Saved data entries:
-- START --

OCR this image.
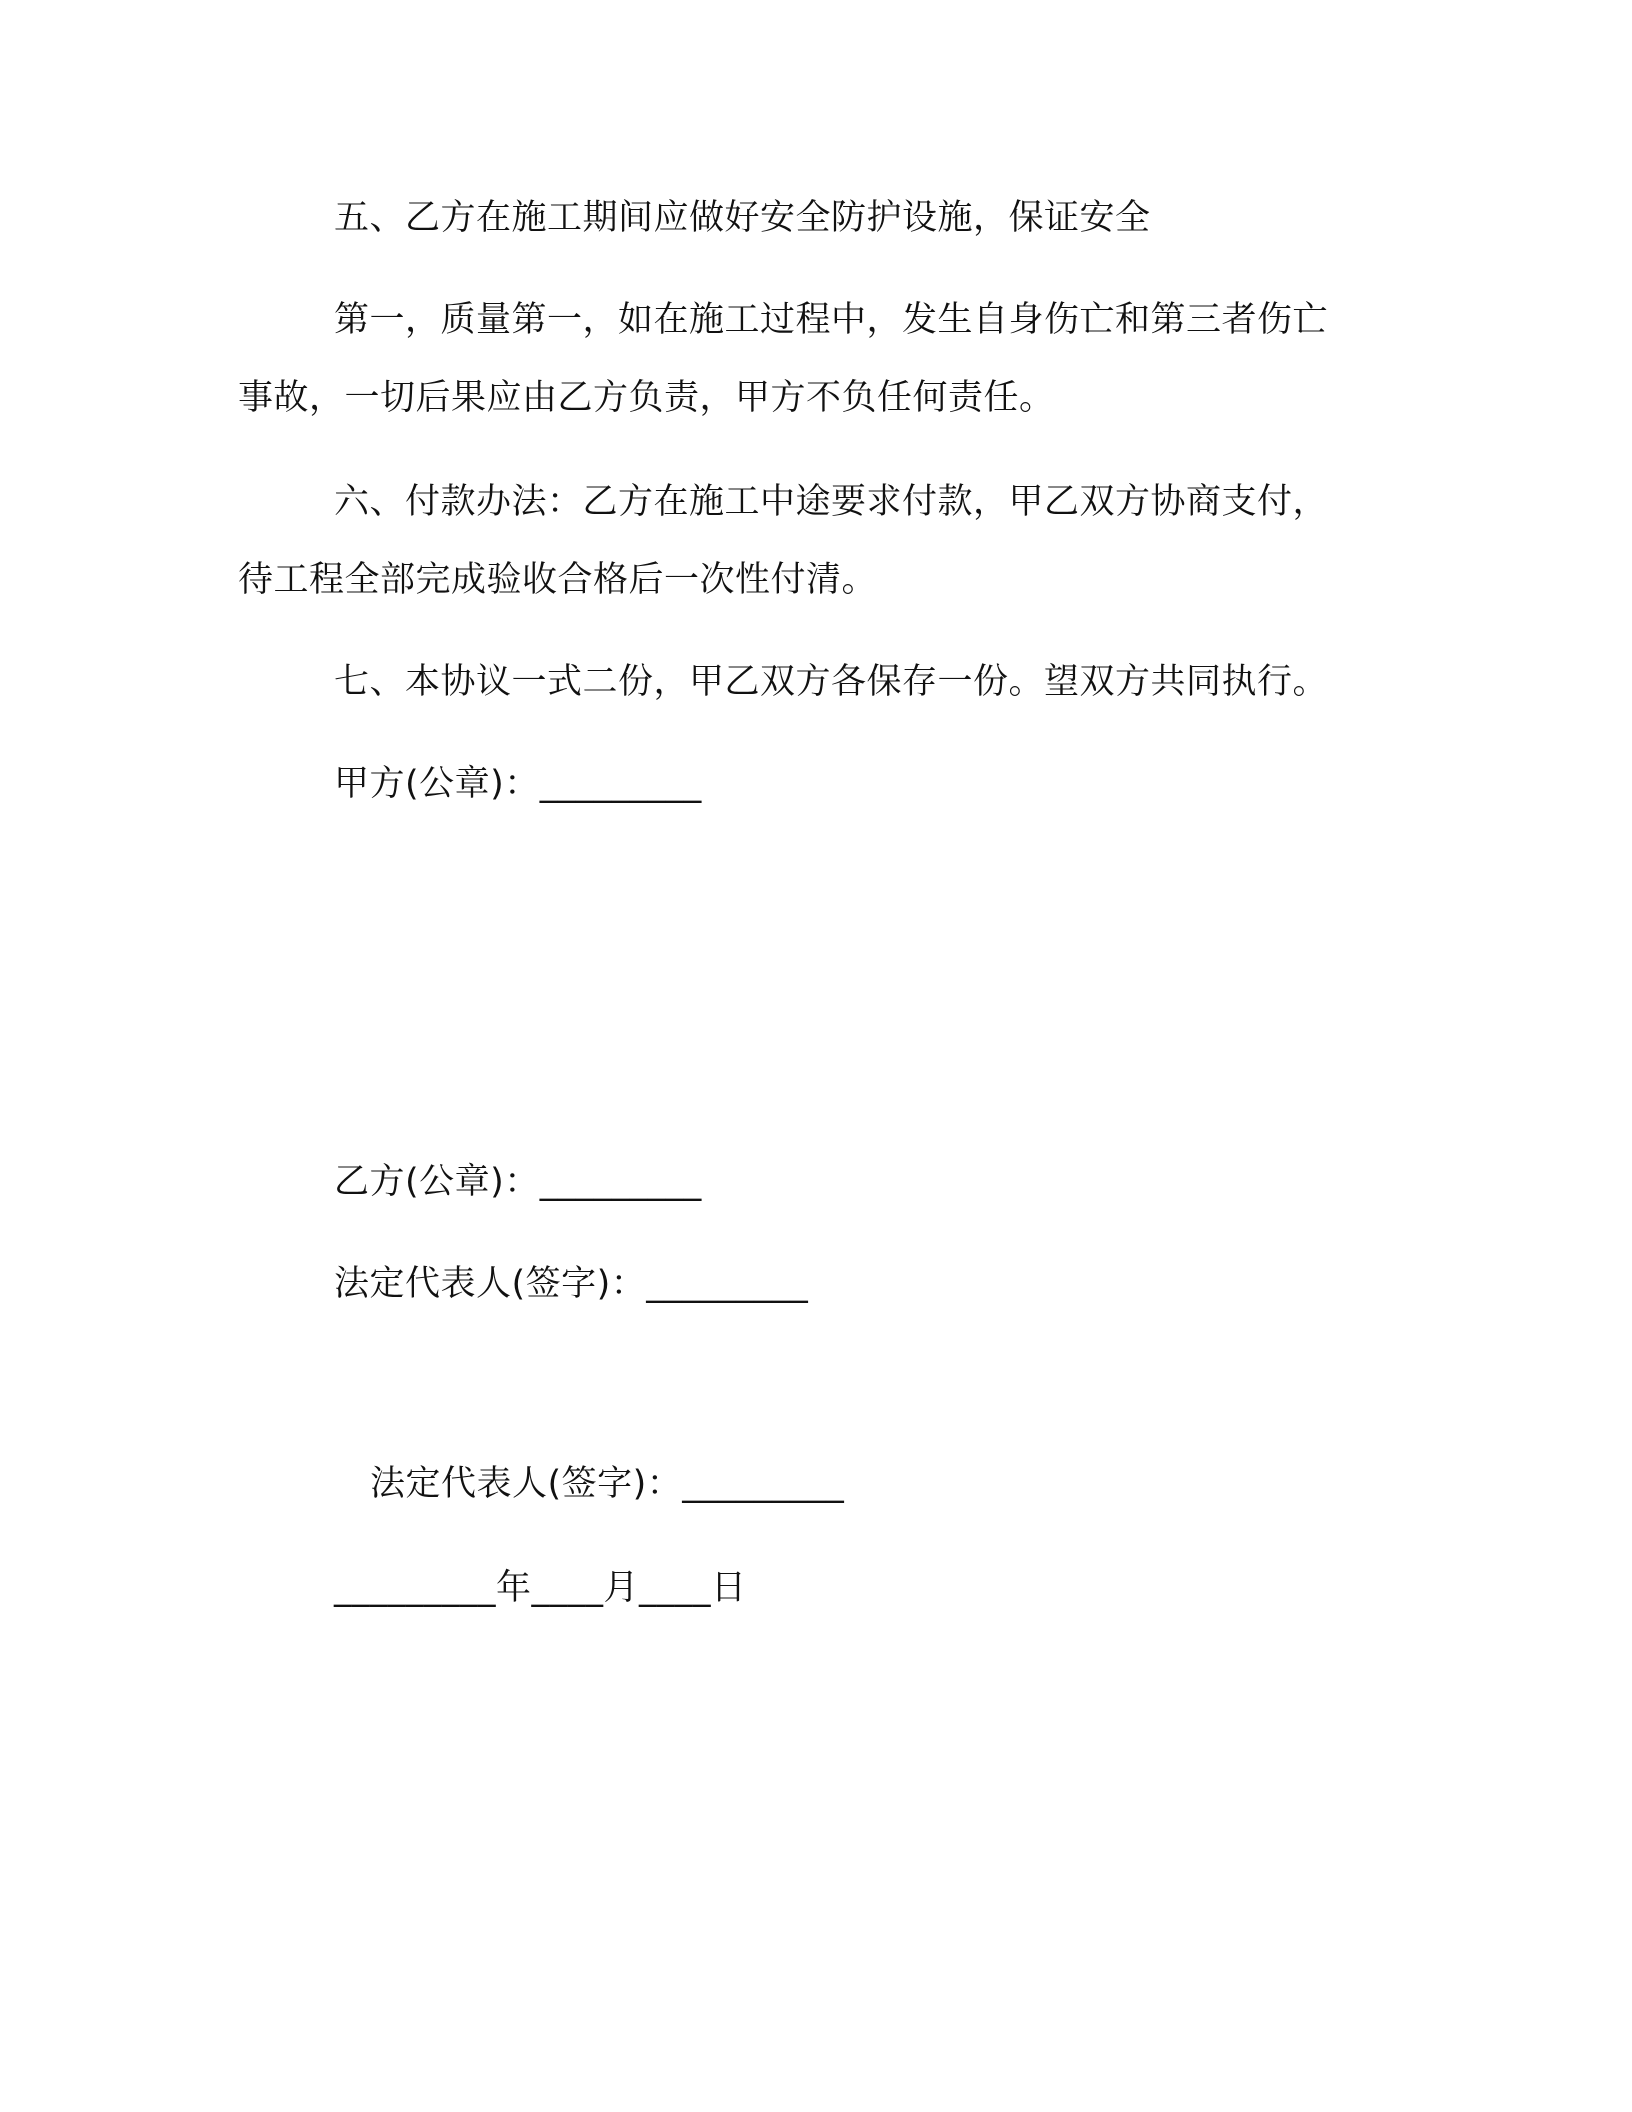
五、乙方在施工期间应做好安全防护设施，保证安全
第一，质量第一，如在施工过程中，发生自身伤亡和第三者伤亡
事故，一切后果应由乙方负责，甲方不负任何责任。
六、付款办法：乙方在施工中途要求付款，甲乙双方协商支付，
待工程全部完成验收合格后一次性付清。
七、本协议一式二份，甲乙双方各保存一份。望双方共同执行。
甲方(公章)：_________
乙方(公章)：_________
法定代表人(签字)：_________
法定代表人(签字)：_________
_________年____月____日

-- END --
-- START --

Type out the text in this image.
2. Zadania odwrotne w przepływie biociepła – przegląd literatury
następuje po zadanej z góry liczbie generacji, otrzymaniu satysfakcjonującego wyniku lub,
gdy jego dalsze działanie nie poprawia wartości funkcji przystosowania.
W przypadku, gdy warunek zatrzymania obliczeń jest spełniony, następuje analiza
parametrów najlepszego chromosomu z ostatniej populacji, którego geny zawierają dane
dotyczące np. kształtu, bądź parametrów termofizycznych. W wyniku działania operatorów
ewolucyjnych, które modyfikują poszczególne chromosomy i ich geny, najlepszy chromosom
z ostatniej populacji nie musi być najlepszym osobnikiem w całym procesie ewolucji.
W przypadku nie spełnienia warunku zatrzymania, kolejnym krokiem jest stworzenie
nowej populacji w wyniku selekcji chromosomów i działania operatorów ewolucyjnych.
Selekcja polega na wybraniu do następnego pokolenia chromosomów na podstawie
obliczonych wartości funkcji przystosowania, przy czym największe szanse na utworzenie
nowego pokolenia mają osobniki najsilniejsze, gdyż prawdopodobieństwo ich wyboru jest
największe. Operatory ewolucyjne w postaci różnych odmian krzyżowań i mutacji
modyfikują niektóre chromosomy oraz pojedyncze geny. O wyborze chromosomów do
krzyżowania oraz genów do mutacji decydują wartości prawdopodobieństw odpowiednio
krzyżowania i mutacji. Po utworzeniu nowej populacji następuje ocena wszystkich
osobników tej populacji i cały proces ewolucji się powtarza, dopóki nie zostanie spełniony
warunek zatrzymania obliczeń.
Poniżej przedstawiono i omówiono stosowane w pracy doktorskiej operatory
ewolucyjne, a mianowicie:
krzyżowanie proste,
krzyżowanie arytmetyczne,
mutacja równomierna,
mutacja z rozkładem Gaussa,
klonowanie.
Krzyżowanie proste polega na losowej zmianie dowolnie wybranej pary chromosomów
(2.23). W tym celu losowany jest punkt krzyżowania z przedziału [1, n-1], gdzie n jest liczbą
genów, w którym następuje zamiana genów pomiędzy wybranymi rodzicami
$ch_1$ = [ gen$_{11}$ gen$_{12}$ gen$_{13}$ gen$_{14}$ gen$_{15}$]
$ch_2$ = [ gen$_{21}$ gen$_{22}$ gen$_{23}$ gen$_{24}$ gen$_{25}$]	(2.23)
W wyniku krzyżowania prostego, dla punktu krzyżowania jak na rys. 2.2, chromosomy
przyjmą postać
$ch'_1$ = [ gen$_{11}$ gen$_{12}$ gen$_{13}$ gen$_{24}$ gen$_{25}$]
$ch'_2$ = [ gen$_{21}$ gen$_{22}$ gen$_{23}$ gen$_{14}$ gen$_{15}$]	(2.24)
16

-- END --

WHAT IS NEEDED — Return only those lines of the records that contain the string "przypadku".

EXERCISE RESPONSE —
W przypadku, gdy warunek zatrzymania obliczeń jest spełniony, następuje analiza
W przypadku nie spełnienia warunku zatrzymania, kolejnym krokiem jest stworzenie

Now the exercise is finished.